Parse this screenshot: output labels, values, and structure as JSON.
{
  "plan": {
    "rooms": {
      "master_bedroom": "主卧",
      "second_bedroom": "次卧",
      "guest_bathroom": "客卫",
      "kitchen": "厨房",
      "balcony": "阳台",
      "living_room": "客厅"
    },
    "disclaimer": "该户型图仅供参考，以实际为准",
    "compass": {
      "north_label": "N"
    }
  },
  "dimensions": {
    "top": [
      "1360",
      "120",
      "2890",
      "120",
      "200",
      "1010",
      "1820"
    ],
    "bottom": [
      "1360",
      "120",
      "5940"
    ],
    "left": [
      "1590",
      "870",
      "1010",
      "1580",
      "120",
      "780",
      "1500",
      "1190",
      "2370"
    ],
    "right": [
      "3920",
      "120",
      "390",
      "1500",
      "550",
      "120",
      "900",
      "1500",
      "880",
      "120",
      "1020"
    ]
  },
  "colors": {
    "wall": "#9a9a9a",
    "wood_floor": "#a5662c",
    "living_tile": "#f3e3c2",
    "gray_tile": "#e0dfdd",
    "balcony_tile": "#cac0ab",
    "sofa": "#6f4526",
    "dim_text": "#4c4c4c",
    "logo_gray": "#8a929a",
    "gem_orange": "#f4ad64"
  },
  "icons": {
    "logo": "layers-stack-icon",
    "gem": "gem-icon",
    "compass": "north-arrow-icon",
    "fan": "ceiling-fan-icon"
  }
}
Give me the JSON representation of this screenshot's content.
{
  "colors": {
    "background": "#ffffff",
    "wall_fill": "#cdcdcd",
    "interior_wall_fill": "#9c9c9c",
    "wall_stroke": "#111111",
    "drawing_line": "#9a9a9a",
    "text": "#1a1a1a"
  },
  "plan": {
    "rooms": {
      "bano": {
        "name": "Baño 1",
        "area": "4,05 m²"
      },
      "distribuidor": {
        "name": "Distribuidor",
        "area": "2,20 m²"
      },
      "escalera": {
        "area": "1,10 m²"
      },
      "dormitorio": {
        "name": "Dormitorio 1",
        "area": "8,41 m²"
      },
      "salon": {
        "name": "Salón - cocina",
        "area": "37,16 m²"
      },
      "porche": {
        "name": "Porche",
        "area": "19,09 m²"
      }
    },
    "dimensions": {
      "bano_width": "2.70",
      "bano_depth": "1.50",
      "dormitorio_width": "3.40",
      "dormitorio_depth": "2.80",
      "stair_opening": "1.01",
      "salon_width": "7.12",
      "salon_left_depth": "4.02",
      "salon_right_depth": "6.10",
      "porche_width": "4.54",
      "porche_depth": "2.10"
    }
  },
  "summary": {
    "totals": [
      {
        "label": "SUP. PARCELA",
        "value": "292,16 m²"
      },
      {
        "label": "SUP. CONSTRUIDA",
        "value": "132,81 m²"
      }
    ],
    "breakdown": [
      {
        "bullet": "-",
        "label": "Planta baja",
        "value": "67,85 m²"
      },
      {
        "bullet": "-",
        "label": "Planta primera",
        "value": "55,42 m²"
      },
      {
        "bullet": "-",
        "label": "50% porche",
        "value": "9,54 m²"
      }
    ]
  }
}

...

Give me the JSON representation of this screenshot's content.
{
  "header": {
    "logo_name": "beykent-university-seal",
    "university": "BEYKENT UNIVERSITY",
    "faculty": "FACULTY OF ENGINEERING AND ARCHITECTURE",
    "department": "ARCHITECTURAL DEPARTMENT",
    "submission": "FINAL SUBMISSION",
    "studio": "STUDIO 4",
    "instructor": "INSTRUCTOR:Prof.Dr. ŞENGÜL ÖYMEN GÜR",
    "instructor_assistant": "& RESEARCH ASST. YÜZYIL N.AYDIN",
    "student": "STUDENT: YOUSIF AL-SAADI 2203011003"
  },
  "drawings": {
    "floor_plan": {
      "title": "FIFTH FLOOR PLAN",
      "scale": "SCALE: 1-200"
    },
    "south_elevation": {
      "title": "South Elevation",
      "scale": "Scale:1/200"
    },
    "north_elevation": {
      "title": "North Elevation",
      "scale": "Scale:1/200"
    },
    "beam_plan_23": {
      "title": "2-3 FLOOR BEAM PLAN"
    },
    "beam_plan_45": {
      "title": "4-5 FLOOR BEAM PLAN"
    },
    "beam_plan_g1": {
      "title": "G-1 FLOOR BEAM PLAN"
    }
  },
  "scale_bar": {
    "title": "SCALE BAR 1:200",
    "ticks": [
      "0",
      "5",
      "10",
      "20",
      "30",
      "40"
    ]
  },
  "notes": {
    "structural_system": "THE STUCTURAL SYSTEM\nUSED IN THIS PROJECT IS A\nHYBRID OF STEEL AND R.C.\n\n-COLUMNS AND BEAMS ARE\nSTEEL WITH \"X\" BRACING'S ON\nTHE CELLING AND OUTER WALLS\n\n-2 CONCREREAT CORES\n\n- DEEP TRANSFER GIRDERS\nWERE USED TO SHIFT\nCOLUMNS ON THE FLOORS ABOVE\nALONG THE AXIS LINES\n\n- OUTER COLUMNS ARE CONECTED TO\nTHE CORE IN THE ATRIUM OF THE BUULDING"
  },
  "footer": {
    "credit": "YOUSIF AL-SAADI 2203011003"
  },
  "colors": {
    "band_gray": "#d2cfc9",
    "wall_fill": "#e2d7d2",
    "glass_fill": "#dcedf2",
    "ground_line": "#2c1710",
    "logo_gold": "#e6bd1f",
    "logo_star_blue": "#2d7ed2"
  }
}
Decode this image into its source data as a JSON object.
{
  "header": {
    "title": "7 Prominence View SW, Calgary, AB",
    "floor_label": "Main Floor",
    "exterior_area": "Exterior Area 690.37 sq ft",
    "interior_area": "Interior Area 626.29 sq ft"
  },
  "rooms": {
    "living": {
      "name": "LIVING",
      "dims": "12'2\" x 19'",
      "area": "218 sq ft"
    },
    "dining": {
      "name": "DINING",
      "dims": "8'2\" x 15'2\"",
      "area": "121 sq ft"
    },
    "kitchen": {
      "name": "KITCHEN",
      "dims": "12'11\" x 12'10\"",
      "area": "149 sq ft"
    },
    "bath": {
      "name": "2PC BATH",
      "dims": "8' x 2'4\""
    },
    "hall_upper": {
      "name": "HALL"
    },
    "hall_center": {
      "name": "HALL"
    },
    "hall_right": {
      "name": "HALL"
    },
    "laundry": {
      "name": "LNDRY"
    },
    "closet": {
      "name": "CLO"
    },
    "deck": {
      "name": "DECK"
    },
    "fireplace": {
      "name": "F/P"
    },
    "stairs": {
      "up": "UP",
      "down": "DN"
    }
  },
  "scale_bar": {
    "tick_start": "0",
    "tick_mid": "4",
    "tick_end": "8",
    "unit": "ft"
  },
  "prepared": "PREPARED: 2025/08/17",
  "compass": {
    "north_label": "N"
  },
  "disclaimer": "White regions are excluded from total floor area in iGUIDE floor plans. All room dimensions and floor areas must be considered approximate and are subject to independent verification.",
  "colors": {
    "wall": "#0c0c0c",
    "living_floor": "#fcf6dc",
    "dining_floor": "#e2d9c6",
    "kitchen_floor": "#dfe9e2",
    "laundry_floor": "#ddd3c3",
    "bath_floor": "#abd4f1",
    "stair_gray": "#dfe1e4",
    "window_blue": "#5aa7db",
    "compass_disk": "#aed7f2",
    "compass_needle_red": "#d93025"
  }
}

§ GIVEN INSTRUCTION
Copy each line holding the word "SAADI" from the listing above.

§ RESULT
    "student": "STUDENT: YOUSIF AL-SAADI 2203011003"
    "credit": "YOUSIF AL-SAADI 2203011003"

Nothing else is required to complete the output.